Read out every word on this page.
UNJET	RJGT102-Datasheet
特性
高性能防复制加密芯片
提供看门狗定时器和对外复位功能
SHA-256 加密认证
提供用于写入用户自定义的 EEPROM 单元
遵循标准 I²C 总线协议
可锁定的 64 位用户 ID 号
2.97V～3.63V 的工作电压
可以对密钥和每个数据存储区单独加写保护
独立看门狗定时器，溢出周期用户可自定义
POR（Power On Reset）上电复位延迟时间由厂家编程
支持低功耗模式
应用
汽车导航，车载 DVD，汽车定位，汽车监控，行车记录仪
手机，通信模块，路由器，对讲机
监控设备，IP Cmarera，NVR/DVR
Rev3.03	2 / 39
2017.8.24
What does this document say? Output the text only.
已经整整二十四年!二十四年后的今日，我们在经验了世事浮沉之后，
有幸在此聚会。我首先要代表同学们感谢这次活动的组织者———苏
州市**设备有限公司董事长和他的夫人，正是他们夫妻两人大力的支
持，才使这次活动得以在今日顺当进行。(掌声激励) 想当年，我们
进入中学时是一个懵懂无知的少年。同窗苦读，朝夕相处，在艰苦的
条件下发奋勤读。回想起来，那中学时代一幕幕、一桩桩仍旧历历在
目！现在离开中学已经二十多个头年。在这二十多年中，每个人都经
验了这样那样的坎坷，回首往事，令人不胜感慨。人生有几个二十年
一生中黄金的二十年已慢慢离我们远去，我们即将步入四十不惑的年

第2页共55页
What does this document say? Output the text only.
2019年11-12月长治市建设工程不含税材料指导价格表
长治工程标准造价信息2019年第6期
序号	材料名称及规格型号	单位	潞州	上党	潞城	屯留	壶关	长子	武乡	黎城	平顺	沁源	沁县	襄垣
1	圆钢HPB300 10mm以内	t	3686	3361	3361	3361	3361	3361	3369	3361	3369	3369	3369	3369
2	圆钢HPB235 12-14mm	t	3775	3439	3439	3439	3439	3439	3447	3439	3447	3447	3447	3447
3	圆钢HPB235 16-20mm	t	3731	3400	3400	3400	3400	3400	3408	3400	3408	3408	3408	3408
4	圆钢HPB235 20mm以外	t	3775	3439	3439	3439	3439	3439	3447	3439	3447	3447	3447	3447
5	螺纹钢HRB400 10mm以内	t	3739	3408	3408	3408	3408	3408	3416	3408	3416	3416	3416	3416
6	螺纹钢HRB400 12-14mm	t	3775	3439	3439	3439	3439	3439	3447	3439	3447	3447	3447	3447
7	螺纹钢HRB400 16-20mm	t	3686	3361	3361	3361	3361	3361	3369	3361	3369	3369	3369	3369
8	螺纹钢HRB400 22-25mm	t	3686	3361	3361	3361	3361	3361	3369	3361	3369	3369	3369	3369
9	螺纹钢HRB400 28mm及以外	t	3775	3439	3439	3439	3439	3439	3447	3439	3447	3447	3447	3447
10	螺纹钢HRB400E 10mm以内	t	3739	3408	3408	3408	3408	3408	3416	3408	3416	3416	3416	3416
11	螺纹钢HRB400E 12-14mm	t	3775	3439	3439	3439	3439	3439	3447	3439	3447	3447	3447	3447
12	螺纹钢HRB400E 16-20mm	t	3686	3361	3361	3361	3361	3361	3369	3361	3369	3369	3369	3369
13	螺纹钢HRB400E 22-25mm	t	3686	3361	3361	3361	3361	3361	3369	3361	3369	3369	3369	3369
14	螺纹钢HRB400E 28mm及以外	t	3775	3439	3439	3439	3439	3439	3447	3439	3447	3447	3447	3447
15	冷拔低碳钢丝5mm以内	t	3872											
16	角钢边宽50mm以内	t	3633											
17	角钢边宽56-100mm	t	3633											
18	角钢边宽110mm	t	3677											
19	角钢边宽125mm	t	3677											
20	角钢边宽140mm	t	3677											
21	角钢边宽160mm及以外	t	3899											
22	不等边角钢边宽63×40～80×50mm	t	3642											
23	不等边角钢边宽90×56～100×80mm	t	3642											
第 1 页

------------

All of the entries need to be reproduced exactly; please write them out.

▶ Correct answer:
Read out every word on this page.
UNJET	RJGT102-Datasheet
特性
高性能防复制加密芯片
提供看门狗定时器和对外复位功能
SHA-256 加密认证
提供用于写入用户自定义的 EEPROM 单元
遵循标准 I²C 总线协议
可锁定的 64 位用户 ID 号
2.97V～3.63V 的工作电压
可以对密钥和每个数据存储区单独加写保护
独立看门狗定时器，溢出周期用户可自定义
POR（Power On Reset）上电复位延迟时间由厂家编程
支持低功耗模式
应用
汽车导航，车载 DVD，汽车定位，汽车监控，行车记录仪
手机，通信模块，路由器，对讲机
监控设备，IP Cmarera，NVR/DVR
Rev3.03	2 / 39
2017.8.24
What does this document say? Output the text only.
已经整整二十四年!二十四年后的今日，我们在经验了世事浮沉之后，
有幸在此聚会。我首先要代表同学们感谢这次活动的组织者———苏
州市**设备有限公司董事长和他的夫人，正是他们夫妻两人大力的支
持，才使这次活动得以在今日顺当进行。(掌声激励) 想当年，我们
进入中学时是一个懵懂无知的少年。同窗苦读，朝夕相处，在艰苦的
条件下发奋勤读。回想起来，那中学时代一幕幕、一桩桩仍旧历历在
目！现在离开中学已经二十多个头年。在这二十多年中，每个人都经
验了这样那样的坎坷，回首往事，令人不胜感慨。人生有几个二十年
一生中黄金的二十年已慢慢离我们远去，我们即将步入四十不惑的年

第2页共55页
What does this document say? Output the text only.
2019年11-12月长治市建设工程不含税材料指导价格表
长治工程标准造价信息2019年第6期
序号	材料名称及规格型号	单位	潞州	上党	潞城	屯留	壶关	长子	武乡	黎城	平顺	沁源	沁县	襄垣
1	圆钢HPB300 10mm以内	t	3686	3361	3361	3361	3361	3361	3369	3361	3369	3369	3369	3369
2	圆钢HPB235 12-14mm	t	3775	3439	3439	3439	3439	3439	3447	3439	3447	3447	3447	3447
3	圆钢HPB235 16-20mm	t	3731	3400	3400	3400	3400	3400	3408	3400	3408	3408	3408	3408
4	圆钢HPB235 20mm以外	t	3775	3439	3439	3439	3439	3439	3447	3439	3447	3447	3447	3447
5	螺纹钢HRB400 10mm以内	t	3739	3408	3408	3408	3408	3408	3416	3408	3416	3416	3416	3416
6	螺纹钢HRB400 12-14mm	t	3775	3439	3439	3439	3439	3439	3447	3439	3447	3447	3447	3447
7	螺纹钢HRB400 16-20mm	t	3686	3361	3361	3361	3361	3361	3369	3361	3369	3369	3369	3369
8	螺纹钢HRB400 22-25mm	t	3686	3361	3361	3361	3361	3361	3369	3361	3369	3369	3369	3369
9	螺纹钢HRB400 28mm及以外	t	3775	3439	3439	3439	3439	3439	3447	3439	3447	3447	3447	3447
10	螺纹钢HRB400E 10mm以内	t	3739	3408	3408	3408	3408	3408	3416	3408	3416	3416	3416	3416
11	螺纹钢HRB400E 12-14mm	t	3775	3439	3439	3439	3439	3439	3447	3439	3447	3447	3447	3447
12	螺纹钢HRB400E 16-20mm	t	3686	3361	3361	3361	3361	3361	3369	3361	3369	3369	3369	3369
13	螺纹钢HRB400E 22-25mm	t	3686	3361	3361	3361	3361	3361	3369	3361	3369	3369	3369	3369
14	螺纹钢HRB400E 28mm及以外	t	3775	3439	3439	3439	3439	3439	3447	3439	3447	3447	3447	3447
15	冷拔低碳钢丝5mm以内	t	3872											
16	角钢边宽50mm以内	t	3633											
17	角钢边宽56-100mm	t	3633											
18	角钢边宽110mm	t	3677											
19	角钢边宽125mm	t	3677											
20	角钢边宽140mm	t	3677											
21	角钢边宽160mm及以外	t	3899											
22	不等边角钢边宽63×40～80×50mm	t	3642											
23	不等边角钢边宽90×56～100×80mm	t	3642											
第 1 页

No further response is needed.